Select the lines below containing the word "text".

-- START Records for this task --

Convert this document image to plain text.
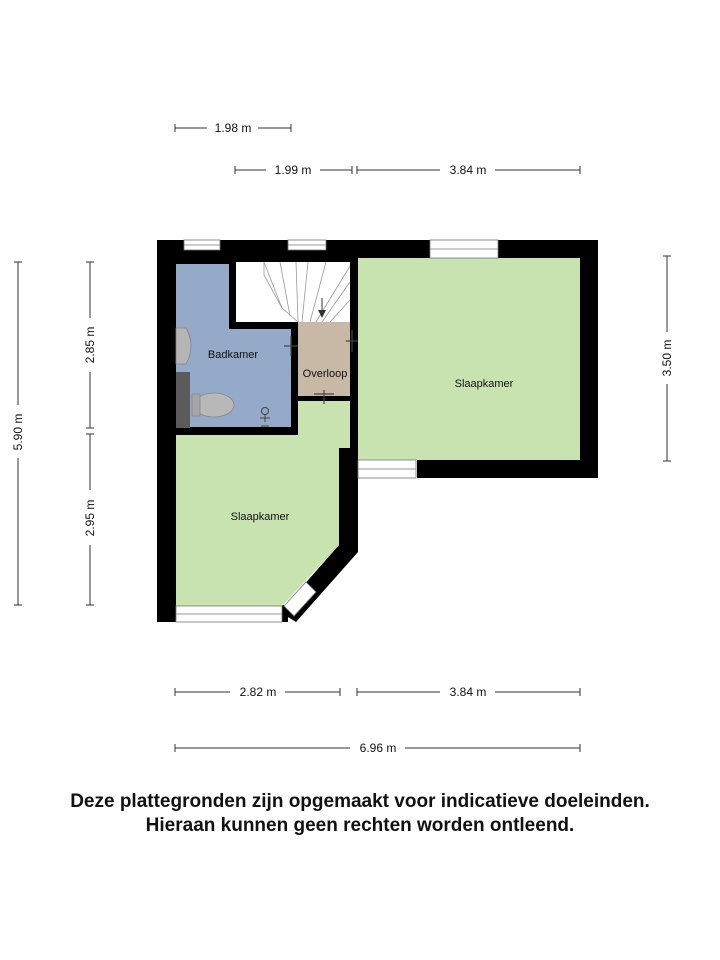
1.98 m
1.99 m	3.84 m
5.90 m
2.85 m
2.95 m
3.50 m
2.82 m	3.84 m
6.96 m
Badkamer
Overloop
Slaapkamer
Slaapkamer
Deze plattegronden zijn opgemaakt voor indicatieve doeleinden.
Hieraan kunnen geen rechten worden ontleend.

-- END Records for this task --
-- START Records for this task --

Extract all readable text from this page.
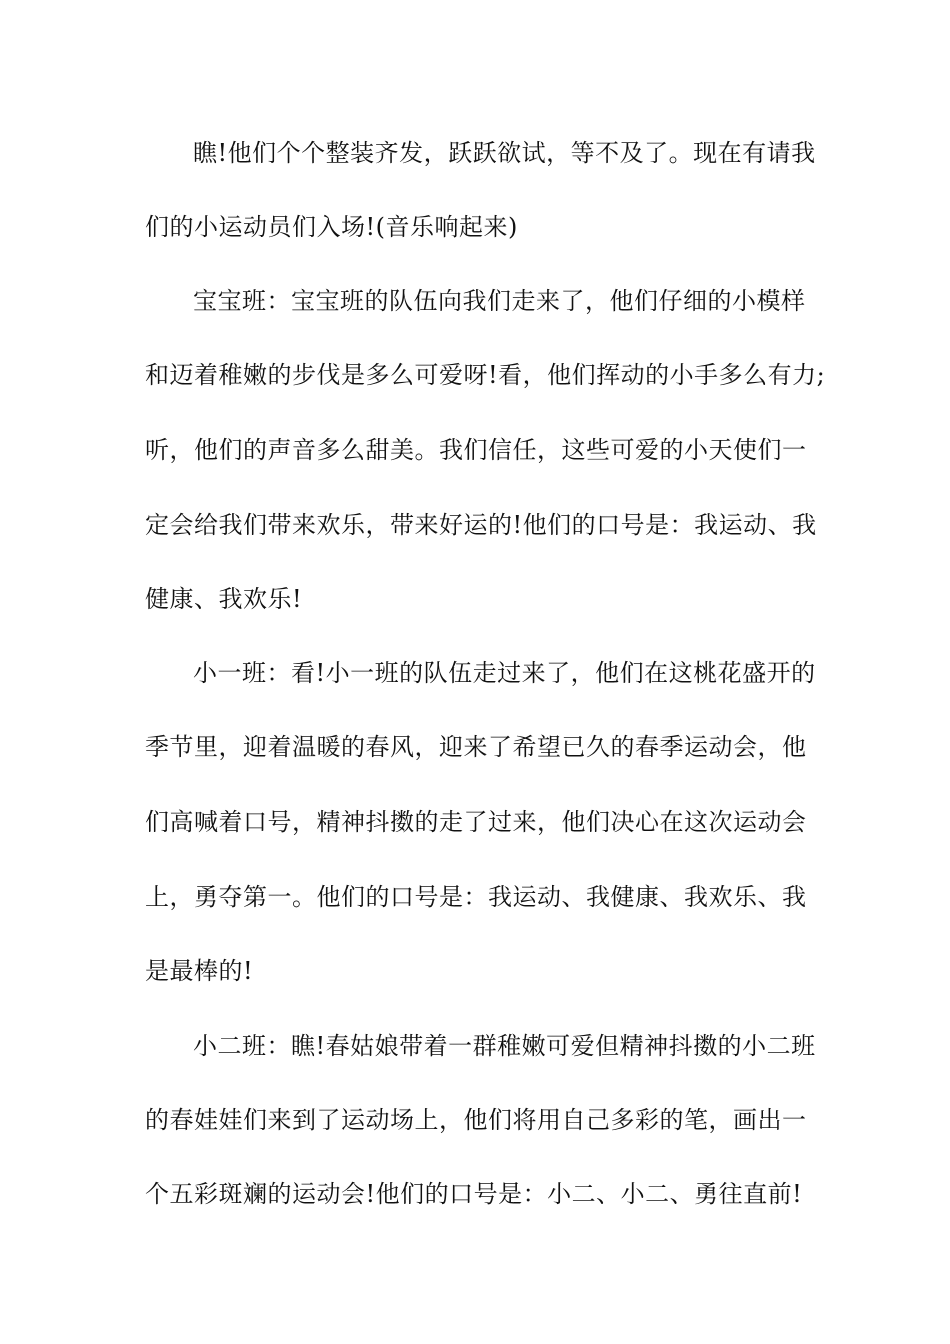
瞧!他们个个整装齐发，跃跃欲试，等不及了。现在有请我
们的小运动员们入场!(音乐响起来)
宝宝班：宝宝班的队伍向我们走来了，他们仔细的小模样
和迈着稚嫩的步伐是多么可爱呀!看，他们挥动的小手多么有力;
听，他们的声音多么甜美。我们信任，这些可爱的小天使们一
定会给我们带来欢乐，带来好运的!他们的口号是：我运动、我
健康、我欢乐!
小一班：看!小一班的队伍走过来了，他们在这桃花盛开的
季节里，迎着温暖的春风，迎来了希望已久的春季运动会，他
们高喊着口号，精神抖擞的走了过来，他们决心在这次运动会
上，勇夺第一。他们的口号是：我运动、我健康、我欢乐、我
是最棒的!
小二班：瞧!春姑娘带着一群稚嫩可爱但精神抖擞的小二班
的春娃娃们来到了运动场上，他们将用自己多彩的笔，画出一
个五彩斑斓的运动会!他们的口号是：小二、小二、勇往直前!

-- END Records for this task --

[Task solution]
Convert this document image to plain text.
Extract all readable text from this page.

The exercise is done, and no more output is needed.